→ **Problem to solve**
In the entries below, identify every line with the string "JSON" and copy it.

[Dataset rows about figures]
==========

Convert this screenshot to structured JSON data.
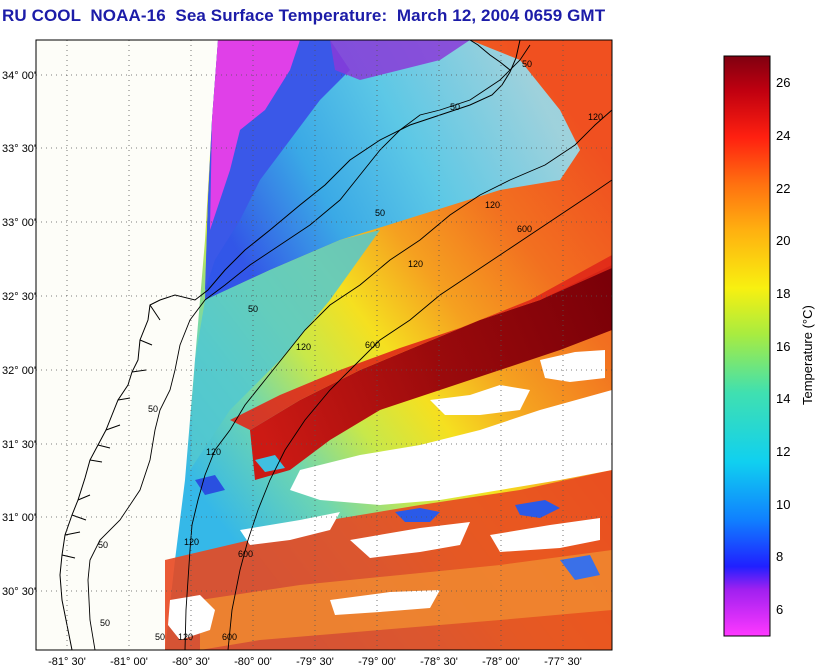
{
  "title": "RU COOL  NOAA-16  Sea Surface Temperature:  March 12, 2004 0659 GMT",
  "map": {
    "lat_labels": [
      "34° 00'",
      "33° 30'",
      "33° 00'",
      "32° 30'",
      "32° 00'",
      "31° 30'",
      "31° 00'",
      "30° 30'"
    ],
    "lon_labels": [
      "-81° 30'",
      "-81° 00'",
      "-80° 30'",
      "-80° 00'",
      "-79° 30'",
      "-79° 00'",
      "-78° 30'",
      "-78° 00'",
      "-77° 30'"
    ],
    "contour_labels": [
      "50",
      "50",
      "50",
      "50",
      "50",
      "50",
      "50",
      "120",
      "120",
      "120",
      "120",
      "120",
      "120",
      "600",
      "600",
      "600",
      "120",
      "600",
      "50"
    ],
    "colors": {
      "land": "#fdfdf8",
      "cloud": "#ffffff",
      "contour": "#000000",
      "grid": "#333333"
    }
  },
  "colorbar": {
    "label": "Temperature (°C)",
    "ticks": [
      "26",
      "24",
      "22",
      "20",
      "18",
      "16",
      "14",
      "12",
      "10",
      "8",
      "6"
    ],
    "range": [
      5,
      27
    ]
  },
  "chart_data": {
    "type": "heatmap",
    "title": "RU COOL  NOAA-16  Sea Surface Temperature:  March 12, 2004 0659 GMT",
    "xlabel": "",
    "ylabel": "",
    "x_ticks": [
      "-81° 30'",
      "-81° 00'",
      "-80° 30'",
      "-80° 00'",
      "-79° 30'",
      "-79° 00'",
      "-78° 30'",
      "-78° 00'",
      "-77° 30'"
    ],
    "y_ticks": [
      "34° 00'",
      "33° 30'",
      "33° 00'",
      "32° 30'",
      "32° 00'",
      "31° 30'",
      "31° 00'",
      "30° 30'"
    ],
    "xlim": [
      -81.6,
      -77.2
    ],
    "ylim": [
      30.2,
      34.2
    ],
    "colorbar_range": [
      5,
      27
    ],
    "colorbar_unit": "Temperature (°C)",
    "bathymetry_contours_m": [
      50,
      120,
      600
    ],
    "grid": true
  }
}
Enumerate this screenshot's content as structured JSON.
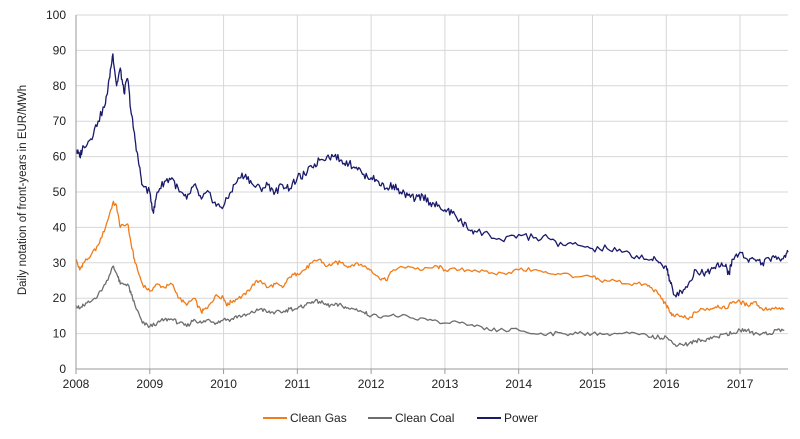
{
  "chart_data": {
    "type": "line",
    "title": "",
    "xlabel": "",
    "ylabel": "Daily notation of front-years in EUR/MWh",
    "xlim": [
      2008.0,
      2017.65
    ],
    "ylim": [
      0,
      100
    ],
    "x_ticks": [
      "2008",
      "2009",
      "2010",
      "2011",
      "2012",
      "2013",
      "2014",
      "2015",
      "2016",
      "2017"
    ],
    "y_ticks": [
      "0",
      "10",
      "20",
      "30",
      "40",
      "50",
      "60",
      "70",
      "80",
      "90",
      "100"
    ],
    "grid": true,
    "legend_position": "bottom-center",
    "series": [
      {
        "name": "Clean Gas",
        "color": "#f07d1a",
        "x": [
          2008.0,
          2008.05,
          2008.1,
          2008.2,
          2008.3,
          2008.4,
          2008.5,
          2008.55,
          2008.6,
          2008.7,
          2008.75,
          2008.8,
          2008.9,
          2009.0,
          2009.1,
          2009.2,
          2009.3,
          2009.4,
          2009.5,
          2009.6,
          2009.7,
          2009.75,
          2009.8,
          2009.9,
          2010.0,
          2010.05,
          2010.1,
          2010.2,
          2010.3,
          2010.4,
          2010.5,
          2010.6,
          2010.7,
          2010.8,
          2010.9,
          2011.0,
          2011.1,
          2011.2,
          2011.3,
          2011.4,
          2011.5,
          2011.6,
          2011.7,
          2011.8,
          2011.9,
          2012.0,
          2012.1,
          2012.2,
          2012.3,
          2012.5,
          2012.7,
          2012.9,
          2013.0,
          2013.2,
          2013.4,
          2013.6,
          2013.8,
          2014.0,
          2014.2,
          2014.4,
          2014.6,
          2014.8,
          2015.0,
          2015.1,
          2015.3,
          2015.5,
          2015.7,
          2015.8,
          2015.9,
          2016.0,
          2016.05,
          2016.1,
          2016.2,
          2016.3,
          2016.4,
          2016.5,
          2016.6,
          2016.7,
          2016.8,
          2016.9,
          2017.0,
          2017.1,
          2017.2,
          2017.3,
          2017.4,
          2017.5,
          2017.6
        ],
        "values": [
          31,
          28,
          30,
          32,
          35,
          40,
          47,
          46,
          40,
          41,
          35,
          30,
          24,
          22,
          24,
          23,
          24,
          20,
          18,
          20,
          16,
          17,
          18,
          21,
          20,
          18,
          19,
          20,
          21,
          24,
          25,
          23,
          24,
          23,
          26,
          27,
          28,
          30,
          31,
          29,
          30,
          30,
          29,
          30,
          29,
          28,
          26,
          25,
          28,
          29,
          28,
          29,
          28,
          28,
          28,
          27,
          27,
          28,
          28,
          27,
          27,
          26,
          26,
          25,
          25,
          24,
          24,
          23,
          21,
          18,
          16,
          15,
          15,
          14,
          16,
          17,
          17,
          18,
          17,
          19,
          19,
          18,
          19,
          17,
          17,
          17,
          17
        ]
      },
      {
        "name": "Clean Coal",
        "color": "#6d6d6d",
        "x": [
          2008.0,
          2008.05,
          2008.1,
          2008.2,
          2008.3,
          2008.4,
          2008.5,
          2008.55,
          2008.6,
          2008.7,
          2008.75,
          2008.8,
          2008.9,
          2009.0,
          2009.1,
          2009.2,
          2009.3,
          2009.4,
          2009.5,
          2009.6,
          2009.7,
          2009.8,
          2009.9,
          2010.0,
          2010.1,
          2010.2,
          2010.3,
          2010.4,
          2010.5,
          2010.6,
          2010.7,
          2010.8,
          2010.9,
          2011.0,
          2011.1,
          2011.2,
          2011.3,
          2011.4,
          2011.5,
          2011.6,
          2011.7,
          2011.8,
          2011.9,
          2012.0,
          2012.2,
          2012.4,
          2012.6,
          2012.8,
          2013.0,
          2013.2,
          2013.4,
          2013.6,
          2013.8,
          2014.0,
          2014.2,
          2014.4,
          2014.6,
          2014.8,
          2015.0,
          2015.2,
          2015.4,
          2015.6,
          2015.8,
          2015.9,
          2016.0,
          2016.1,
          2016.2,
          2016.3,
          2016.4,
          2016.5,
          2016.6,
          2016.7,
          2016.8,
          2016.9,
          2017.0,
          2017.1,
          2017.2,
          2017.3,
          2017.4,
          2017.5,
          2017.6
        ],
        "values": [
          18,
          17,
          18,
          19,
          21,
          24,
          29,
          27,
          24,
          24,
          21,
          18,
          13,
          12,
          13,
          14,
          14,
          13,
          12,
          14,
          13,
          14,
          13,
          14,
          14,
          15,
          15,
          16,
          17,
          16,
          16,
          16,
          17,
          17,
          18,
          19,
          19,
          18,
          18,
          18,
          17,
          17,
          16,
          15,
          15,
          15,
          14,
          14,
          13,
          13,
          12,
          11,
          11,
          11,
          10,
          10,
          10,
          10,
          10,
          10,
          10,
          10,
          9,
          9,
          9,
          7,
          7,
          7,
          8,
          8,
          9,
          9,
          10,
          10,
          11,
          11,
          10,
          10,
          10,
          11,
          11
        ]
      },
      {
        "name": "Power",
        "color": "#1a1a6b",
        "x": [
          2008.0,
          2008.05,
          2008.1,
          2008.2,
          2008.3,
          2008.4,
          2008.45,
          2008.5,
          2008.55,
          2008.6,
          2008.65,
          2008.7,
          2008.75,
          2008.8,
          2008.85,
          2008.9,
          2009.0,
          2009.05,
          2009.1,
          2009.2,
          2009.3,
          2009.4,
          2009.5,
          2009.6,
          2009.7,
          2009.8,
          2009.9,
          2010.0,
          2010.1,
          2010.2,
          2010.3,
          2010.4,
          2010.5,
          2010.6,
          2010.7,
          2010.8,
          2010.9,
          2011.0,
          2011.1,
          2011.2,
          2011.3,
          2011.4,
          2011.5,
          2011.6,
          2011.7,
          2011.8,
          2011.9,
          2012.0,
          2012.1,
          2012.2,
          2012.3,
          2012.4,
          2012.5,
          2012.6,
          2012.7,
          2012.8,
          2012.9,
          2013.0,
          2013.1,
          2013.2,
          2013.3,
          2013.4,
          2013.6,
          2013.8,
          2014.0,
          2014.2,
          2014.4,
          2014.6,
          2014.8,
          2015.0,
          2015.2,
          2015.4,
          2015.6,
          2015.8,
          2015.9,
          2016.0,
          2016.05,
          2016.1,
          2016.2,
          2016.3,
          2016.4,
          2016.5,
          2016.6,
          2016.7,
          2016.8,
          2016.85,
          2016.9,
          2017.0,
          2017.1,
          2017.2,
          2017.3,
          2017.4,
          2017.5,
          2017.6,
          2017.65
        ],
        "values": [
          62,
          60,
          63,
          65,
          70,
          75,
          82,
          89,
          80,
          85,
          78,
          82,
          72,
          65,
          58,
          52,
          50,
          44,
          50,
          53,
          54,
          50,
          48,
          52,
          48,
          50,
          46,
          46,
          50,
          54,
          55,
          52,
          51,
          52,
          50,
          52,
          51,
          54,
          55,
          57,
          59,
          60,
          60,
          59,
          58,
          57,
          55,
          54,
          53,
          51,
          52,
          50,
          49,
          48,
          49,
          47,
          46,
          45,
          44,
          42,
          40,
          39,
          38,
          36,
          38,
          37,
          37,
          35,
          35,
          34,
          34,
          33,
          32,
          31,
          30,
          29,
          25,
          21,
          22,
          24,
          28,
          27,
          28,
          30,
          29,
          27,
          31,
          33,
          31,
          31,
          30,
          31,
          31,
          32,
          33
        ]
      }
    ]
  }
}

==========

→ **Output of the exercise**
Convert this screenshot to structured JSON data.
Enumerate this screenshot's content as structured JSON.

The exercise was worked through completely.